--- Text ---

Primary researchers Gregory S. Berns and Read Montague had originally theorized the study participants' brains would react most significantly to their preferred beverage. However, across the board, a different pattern emerged:

...the human reward pathways in the brain responded most strongly to the unpredictable sequence of squirts. The area of the brain called the nucleus accumbens...recorded a particularly strong response to the unexpectedness of a sequence of stimuli.

This particular region of the brain, by the way, also lights up when a person shoots up heroin or snorts a line of cocaine. Thus, not only do surprises ignite our curiosity, as demonstrated by the Stahl/Feigenson tests with infants, but they also give us pleasure on par with super-addictive drugs.

If you go around spoiling narratives on purpose, well, you're a dick, and I don't know that there's any help for you.

Think about that for a moment, then apply this knowledge to your own fiction-consuming experiences. Recall those instances in which a plot turn or twist made your brain explode with WTFs?!?!? or Holy Shits! Think about the first time you read/watched Fight Club. Think about the Red Wedding in A Storm of Swords/Game of Thrones, or the season four finale of Breaking Bad, or that sly protagonist shift in Alfred Hitchcock's Psycho, or the killer reveal at the end of that film. Think about all the truly effective jump scares in every horror film you've ever seen, and ask yourself, "If I'd known they were coming, would I have enjoyed them as much?" Horror, in fact, is perhaps the best genre for this argument—part of their essential joy lies in the fact they take us into the realm of uncertainty. The best of the best horror writers constantly dangle us of over a cliff of suspense, and we have little to no idea when the author's hands will drop us further into the abyss. How disappointing would it be if, upon your first viewing, you already knew where those drops would occur?

--- Information supplied ---
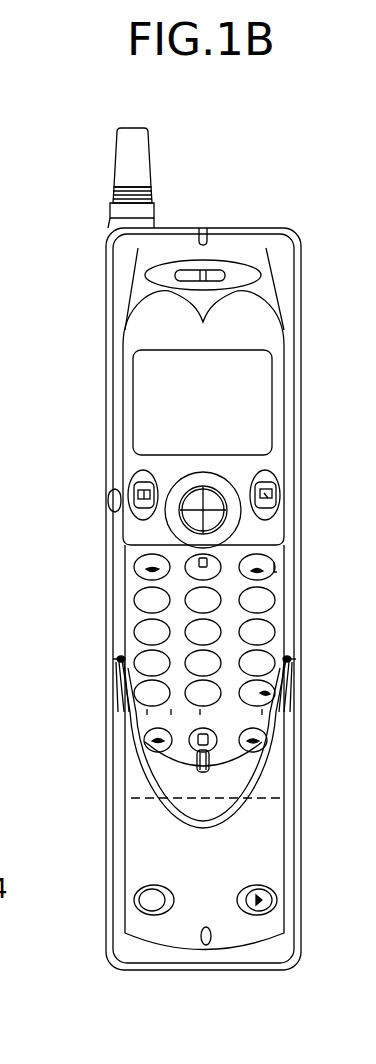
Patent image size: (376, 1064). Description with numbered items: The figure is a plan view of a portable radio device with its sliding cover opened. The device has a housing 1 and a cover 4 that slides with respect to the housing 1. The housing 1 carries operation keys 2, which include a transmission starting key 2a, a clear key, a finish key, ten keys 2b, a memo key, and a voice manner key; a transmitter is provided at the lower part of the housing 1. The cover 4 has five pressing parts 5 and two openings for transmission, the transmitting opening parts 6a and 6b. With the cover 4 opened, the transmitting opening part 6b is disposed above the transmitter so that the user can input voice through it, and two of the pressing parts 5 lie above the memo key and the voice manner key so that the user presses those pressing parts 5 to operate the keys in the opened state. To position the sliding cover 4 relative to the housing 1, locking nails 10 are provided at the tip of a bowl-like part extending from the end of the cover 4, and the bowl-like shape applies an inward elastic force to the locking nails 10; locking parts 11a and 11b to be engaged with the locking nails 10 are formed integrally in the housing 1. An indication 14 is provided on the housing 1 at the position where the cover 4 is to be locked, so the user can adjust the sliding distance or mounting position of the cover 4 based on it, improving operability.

The housing 1 is at (283, 268).
The operation keys 2 is at (142, 651).
The transmission starting key 2a is at (134, 566).
The ten keys 2b is at (162, 649).
The cover 4 is at (283, 843).
The pressing parts 5 is at (268, 742).
The transmitting opening part 6a is at (206, 946).
The transmitting opening part 6b is at (211, 764).
The locking nails 10 is at (286, 672).
The locking part 11a is at (117, 497).
The locking part 11b is at (297, 661).
The indication 14 is at (287, 656).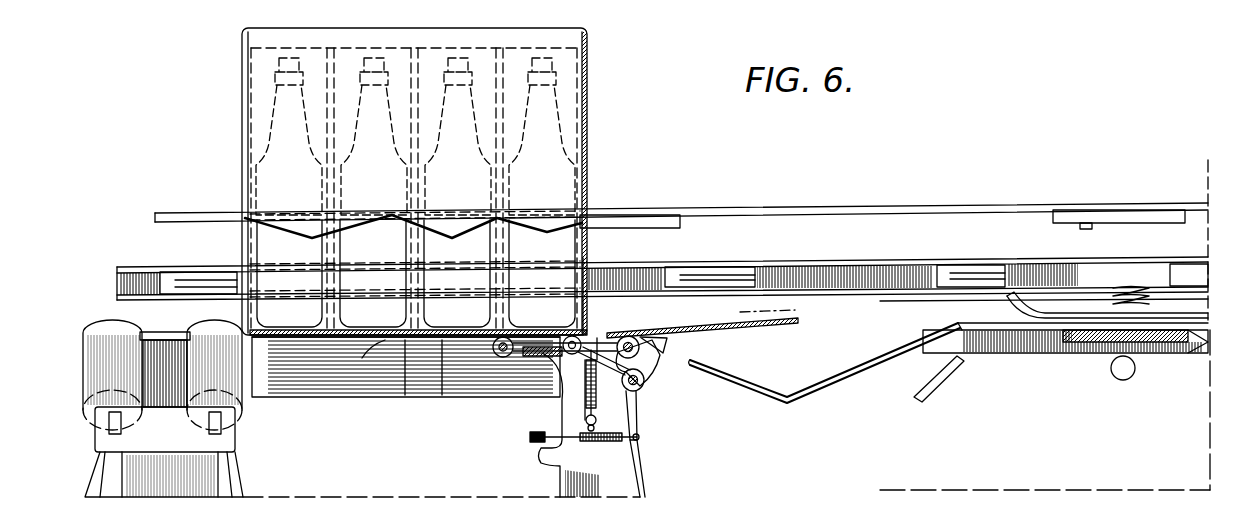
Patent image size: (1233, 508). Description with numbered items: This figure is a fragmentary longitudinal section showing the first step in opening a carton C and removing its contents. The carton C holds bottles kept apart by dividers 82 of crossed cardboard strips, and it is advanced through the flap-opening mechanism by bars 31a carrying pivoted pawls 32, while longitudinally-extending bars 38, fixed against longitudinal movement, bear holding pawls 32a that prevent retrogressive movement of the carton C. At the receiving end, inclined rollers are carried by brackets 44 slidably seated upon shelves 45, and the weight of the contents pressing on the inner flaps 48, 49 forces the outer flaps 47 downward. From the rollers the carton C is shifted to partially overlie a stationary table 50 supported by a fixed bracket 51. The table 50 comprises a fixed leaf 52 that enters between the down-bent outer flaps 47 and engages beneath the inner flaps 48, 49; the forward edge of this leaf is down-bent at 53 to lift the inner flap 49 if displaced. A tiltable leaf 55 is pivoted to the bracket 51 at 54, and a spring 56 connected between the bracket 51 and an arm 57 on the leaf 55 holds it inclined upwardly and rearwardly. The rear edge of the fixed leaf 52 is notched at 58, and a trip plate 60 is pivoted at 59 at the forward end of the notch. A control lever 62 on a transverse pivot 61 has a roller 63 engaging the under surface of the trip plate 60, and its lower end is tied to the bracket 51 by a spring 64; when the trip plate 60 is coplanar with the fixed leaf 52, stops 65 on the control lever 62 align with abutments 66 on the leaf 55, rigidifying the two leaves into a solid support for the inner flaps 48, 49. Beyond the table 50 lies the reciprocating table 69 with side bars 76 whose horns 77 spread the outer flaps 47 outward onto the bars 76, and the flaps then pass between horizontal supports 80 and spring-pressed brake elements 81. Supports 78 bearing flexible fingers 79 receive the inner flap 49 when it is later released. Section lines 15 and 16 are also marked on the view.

The dividers 82 is at (587, 38).
The carton C is at (587, 105).
The longitudinally-extending bars 38 is at (930, 206).
The holding pawls 32a is at (677, 229).
The bars 31a is at (836, 262).
The pawls 32 is at (208, 282).
The shelves 45 is at (197, 333).
The brackets 44 is at (235, 472).
The outer flaps 47 is at (302, 390).
The inner flap 48 is at (300, 337).
The down-bent forward edge 53 is at (372, 342).
The fixed leaf 52 is at (405, 342).
The stationary table 50 is at (442, 342).
The pivot 59 is at (501, 358).
The inner flap 49 is at (566, 337).
The pivot 54 is at (636, 336).
The transverse pivot 61 is at (645, 384).
The notch 58 is at (509, 333).
The trip plate 60 is at (600, 338).
The roller 63 is at (590, 300).
The spring 56 is at (583, 405).
The arm 57 is at (597, 392).
The control lever 62 is at (640, 420).
The fixed bracket 51 is at (648, 478).
The spring 64 is at (606, 442).
The stops 65 is at (650, 365).
The abutments 66 is at (668, 348).
The tiltable leaf 55 is at (758, 326).
The horns 77 is at (815, 402).
The horizontal supports 80 is at (920, 387).
The side bars 76 is at (1010, 340).
The reciprocating table 69 is at (1107, 353).
The supports 78 is at (1132, 378).
The flexible fingers 79 is at (1186, 354).
The spring-pressed brake elements 81 is at (1005, 298).
The section line 15 is at (445, 318).
The section line 16 is at (505, 300).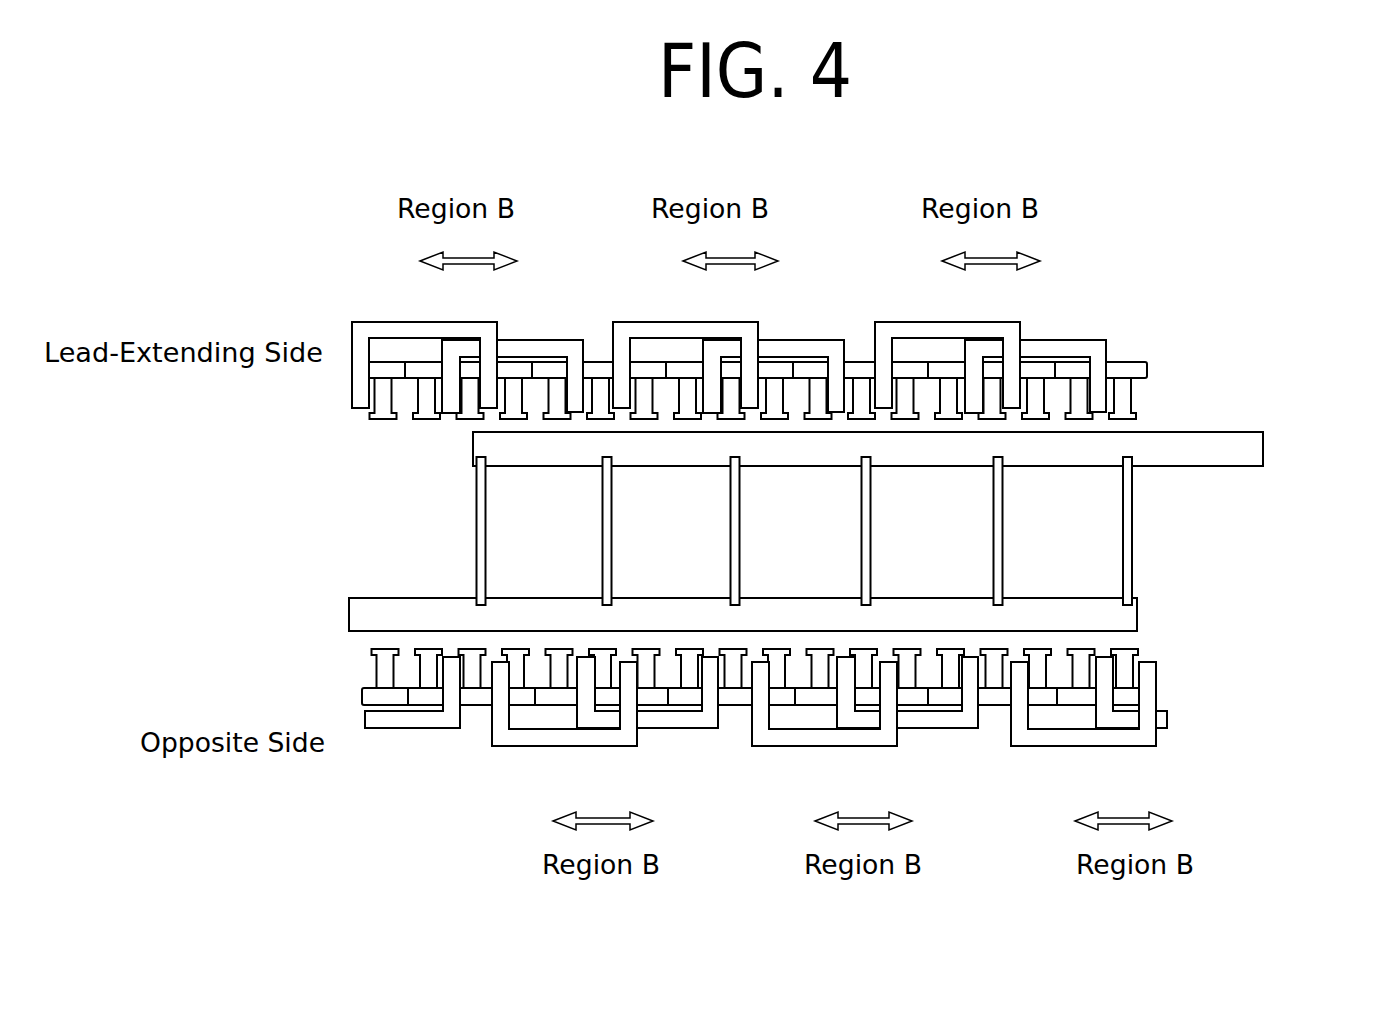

--- Job ---
In the text, which area of the brain recorded a particularly strong response to the unexpectedness of a sequence of stimuli? The lines come from a different source than the text.

--- Right answer ---
The nucleus accumbens.